### Your task
Copy out the line containing "Output the text content of this document." and each line after it, through the last one in the material, exactly as written.

### Given entries
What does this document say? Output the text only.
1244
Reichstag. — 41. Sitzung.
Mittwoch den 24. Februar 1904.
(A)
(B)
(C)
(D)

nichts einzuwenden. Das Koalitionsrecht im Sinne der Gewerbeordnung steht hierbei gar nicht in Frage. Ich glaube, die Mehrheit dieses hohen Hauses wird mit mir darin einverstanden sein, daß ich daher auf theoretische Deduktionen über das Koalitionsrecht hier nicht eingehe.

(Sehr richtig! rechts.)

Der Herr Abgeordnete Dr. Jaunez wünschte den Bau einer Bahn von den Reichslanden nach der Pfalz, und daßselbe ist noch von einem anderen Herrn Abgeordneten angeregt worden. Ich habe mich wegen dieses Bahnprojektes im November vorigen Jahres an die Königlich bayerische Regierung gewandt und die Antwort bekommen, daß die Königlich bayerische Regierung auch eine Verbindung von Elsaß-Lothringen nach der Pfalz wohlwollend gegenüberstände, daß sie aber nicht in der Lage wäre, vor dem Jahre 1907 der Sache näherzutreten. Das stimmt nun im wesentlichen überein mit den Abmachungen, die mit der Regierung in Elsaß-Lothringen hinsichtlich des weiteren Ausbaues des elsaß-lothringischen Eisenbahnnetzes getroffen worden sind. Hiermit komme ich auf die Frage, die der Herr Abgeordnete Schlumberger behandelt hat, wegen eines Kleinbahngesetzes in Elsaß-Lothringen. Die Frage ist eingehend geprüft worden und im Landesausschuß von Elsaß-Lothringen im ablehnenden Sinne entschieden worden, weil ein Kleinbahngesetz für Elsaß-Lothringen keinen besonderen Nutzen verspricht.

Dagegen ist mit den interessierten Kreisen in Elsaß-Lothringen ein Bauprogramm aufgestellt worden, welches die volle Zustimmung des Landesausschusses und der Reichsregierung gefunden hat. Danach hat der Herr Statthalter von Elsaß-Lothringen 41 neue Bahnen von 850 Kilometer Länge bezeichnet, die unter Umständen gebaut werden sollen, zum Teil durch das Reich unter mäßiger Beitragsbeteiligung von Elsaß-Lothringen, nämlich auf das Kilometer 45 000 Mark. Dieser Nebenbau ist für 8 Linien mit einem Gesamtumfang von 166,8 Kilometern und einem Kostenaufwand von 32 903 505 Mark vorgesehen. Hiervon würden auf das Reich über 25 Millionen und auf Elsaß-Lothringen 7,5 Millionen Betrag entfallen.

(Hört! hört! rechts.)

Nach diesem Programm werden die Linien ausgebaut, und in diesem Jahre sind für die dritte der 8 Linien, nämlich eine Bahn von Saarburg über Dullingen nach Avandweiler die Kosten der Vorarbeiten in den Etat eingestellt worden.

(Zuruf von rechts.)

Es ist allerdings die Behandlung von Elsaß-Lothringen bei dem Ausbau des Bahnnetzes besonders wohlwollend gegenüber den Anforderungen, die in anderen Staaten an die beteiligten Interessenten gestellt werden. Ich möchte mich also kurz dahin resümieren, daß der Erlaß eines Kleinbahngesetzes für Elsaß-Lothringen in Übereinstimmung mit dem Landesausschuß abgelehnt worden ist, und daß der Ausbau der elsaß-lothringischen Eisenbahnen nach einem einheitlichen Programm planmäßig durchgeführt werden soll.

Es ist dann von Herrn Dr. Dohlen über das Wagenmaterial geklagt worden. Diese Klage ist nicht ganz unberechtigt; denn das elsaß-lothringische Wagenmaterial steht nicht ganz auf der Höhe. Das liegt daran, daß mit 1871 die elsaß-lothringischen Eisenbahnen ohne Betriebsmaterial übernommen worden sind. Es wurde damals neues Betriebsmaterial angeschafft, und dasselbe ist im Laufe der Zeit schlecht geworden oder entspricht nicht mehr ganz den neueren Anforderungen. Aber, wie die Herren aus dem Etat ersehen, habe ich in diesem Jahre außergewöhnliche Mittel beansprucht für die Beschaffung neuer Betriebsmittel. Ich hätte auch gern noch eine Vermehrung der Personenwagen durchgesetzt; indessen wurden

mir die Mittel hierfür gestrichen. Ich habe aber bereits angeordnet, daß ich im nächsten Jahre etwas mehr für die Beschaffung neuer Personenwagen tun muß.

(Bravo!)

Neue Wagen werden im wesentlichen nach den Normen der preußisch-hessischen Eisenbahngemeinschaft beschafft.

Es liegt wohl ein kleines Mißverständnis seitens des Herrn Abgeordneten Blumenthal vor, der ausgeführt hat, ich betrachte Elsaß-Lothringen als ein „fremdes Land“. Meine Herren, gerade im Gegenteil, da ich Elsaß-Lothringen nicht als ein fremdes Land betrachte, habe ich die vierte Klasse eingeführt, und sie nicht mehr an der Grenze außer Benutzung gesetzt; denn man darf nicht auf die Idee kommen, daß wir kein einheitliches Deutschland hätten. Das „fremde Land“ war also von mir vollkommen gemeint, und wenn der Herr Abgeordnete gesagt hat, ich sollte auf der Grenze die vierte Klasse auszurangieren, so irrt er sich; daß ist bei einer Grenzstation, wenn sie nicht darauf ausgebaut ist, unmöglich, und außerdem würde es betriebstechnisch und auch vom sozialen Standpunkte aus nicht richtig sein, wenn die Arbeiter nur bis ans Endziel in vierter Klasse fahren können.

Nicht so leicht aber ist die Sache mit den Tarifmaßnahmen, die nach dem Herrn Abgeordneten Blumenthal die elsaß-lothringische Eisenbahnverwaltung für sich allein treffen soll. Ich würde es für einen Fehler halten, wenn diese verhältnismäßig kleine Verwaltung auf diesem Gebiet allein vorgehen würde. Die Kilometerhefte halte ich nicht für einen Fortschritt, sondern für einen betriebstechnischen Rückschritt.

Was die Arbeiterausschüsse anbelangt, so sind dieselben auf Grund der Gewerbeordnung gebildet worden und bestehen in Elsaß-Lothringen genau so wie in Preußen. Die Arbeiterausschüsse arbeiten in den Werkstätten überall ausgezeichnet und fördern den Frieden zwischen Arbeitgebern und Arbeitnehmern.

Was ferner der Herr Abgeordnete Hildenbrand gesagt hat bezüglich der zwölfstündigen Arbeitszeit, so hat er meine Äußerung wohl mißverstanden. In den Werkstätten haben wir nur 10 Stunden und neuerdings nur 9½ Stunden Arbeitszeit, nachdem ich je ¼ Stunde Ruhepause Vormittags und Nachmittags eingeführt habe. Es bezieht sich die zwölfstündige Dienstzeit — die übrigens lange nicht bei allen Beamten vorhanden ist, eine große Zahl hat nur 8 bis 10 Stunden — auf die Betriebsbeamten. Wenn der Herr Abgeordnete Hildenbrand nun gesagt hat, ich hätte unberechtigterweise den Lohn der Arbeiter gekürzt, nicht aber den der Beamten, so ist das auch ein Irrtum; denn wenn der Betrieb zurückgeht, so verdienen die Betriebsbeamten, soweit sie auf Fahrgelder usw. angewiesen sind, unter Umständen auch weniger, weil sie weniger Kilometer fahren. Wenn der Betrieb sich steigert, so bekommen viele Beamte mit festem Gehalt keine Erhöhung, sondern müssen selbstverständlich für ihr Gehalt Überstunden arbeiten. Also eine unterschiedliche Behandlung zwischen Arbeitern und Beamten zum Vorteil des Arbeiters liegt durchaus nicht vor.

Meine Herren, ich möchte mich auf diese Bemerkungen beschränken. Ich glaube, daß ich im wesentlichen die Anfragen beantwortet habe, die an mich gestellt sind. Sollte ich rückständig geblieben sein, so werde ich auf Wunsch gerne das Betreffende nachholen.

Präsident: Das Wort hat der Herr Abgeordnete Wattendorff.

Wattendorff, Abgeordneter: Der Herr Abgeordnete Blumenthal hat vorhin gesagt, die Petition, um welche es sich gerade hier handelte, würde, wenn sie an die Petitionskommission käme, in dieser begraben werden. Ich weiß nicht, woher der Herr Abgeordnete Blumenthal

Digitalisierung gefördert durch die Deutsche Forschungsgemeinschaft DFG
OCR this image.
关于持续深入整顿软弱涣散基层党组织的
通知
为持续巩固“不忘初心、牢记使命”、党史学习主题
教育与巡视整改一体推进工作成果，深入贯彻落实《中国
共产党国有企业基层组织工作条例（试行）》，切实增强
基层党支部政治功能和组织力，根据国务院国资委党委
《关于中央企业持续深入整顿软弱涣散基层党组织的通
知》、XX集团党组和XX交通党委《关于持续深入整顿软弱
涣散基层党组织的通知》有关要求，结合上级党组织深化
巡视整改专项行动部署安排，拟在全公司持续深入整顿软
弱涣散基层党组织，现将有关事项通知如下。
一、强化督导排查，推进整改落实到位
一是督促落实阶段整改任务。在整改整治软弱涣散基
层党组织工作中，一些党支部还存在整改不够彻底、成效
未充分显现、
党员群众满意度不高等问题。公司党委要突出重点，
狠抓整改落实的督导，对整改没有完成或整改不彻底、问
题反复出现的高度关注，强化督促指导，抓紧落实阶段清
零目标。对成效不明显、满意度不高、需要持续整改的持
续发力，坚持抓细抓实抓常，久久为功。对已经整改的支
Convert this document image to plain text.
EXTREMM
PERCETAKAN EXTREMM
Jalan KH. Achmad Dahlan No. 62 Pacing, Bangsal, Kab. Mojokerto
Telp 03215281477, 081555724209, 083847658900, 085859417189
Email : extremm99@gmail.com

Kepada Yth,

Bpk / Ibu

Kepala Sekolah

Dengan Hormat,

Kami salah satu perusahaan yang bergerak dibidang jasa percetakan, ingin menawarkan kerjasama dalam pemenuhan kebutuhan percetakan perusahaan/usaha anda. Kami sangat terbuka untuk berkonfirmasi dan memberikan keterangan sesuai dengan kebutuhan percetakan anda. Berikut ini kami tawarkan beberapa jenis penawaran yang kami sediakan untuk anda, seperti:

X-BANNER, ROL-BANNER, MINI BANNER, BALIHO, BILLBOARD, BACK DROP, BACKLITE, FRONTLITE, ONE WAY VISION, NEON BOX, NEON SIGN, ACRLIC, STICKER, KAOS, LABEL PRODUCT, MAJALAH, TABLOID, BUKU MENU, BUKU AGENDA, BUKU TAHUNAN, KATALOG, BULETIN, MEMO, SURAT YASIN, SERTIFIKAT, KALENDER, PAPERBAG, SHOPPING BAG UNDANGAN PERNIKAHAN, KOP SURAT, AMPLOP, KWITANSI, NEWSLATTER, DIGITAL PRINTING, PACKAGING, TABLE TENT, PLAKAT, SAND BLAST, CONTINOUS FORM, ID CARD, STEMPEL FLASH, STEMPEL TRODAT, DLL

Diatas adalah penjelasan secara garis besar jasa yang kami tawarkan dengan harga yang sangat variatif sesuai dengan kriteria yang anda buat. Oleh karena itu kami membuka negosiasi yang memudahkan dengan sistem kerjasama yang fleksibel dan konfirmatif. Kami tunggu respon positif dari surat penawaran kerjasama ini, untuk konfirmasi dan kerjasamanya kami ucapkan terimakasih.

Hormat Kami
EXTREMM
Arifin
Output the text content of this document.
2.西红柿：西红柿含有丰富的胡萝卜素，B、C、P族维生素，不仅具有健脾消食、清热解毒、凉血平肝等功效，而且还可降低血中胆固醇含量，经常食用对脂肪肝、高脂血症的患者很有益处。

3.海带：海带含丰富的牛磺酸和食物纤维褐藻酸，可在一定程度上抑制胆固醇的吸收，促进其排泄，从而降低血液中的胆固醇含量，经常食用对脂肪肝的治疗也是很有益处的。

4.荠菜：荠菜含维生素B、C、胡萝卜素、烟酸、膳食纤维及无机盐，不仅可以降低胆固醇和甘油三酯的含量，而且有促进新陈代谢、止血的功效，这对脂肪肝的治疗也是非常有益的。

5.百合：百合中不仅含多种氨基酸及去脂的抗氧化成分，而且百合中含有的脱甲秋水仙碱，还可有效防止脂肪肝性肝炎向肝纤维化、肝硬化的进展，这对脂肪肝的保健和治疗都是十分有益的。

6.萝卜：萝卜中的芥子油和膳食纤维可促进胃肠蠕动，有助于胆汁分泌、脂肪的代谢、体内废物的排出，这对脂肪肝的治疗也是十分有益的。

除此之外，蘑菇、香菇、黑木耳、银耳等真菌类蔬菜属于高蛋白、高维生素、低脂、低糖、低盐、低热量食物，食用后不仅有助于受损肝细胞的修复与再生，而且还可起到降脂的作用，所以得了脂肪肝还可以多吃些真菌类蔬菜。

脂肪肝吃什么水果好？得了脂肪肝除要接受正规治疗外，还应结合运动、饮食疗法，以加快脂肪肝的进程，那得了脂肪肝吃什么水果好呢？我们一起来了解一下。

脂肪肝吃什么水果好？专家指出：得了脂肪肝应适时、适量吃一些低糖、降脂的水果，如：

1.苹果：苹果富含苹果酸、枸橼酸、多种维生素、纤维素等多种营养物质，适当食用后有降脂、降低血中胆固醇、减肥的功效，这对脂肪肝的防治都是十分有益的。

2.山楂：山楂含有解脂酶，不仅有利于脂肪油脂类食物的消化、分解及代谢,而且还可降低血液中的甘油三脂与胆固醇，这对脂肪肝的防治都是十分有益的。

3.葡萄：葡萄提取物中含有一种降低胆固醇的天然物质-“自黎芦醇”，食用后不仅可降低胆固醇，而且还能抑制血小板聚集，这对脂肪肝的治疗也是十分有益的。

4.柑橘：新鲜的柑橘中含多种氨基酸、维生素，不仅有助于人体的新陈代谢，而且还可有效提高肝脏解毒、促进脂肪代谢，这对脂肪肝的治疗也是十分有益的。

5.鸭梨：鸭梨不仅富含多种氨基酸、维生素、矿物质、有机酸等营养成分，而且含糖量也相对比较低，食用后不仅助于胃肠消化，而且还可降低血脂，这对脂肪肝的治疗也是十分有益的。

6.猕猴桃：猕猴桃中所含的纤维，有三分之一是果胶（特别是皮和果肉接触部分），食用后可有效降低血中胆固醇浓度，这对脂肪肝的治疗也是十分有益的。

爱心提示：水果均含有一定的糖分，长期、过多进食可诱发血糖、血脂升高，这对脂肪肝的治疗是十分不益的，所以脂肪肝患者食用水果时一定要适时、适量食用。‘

### Response below
Output the text content of this document.
2.西红柿：西红柿含有丰富的胡萝卜素，B、C、P族维生素，不仅具有健脾消食、清热解毒、凉血平肝等功效，而且还可降低血中胆固醇含量，经常食用对脂肪肝、高脂血症的患者很有益处。

3.海带：海带含丰富的牛磺酸和食物纤维褐藻酸，可在一定程度上抑制胆固醇的吸收，促进其排泄，从而降低血液中的胆固醇含量，经常食用对脂肪肝的治疗也是很有益处的。

4.荠菜：荠菜含维生素B、C、胡萝卜素、烟酸、膳食纤维及无机盐，不仅可以降低胆固醇和甘油三酯的含量，而且有促进新陈代谢、止血的功效，这对脂肪肝的治疗也是非常有益的。

5.百合：百合中不仅含多种氨基酸及去脂的抗氧化成分，而且百合中含有的脱甲秋水仙碱，还可有效防止脂肪肝性肝炎向肝纤维化、肝硬化的进展，这对脂肪肝的保健和治疗都是十分有益的。

6.萝卜：萝卜中的芥子油和膳食纤维可促进胃肠蠕动，有助于胆汁分泌、脂肪的代谢、体内废物的排出，这对脂肪肝的治疗也是十分有益的。

除此之外，蘑菇、香菇、黑木耳、银耳等真菌类蔬菜属于高蛋白、高维生素、低脂、低糖、低盐、低热量食物，食用后不仅有助于受损肝细胞的修复与再生，而且还可起到降脂的作用，所以得了脂肪肝还可以多吃些真菌类蔬菜。

脂肪肝吃什么水果好？得了脂肪肝除要接受正规治疗外，还应结合运动、饮食疗法，以加快脂肪肝的进程，那得了脂肪肝吃什么水果好呢？我们一起来了解一下。

脂肪肝吃什么水果好？专家指出：得了脂肪肝应适时、适量吃一些低糖、降脂的水果，如：

1.苹果：苹果富含苹果酸、枸橼酸、多种维生素、纤维素等多种营养物质，适当食用后有降脂、降低血中胆固醇、减肥的功效，这对脂肪肝的防治都是十分有益的。

2.山楂：山楂含有解脂酶，不仅有利于脂肪油脂类食物的消化、分解及代谢,而且还可降低血液中的甘油三脂与胆固醇，这对脂肪肝的防治都是十分有益的。

3.葡萄：葡萄提取物中含有一种降低胆固醇的天然物质-“自黎芦醇”，食用后不仅可降低胆固醇，而且还能抑制血小板聚集，这对脂肪肝的治疗也是十分有益的。

4.柑橘：新鲜的柑橘中含多种氨基酸、维生素，不仅有助于人体的新陈代谢，而且还可有效提高肝脏解毒、促进脂肪代谢，这对脂肪肝的治疗也是十分有益的。

5.鸭梨：鸭梨不仅富含多种氨基酸、维生素、矿物质、有机酸等营养成分，而且含糖量也相对比较低，食用后不仅助于胃肠消化，而且还可降低血脂，这对脂肪肝的治疗也是十分有益的。

6.猕猴桃：猕猴桃中所含的纤维，有三分之一是果胶（特别是皮和果肉接触部分），食用后可有效降低血中胆固醇浓度，这对脂肪肝的治疗也是十分有益的。

爱心提示：水果均含有一定的糖分，长期、过多进食可诱发血糖、血脂升高，这对脂肪肝的治疗是十分不益的，所以脂肪肝患者食用水果时一定要适时、适量食用。‘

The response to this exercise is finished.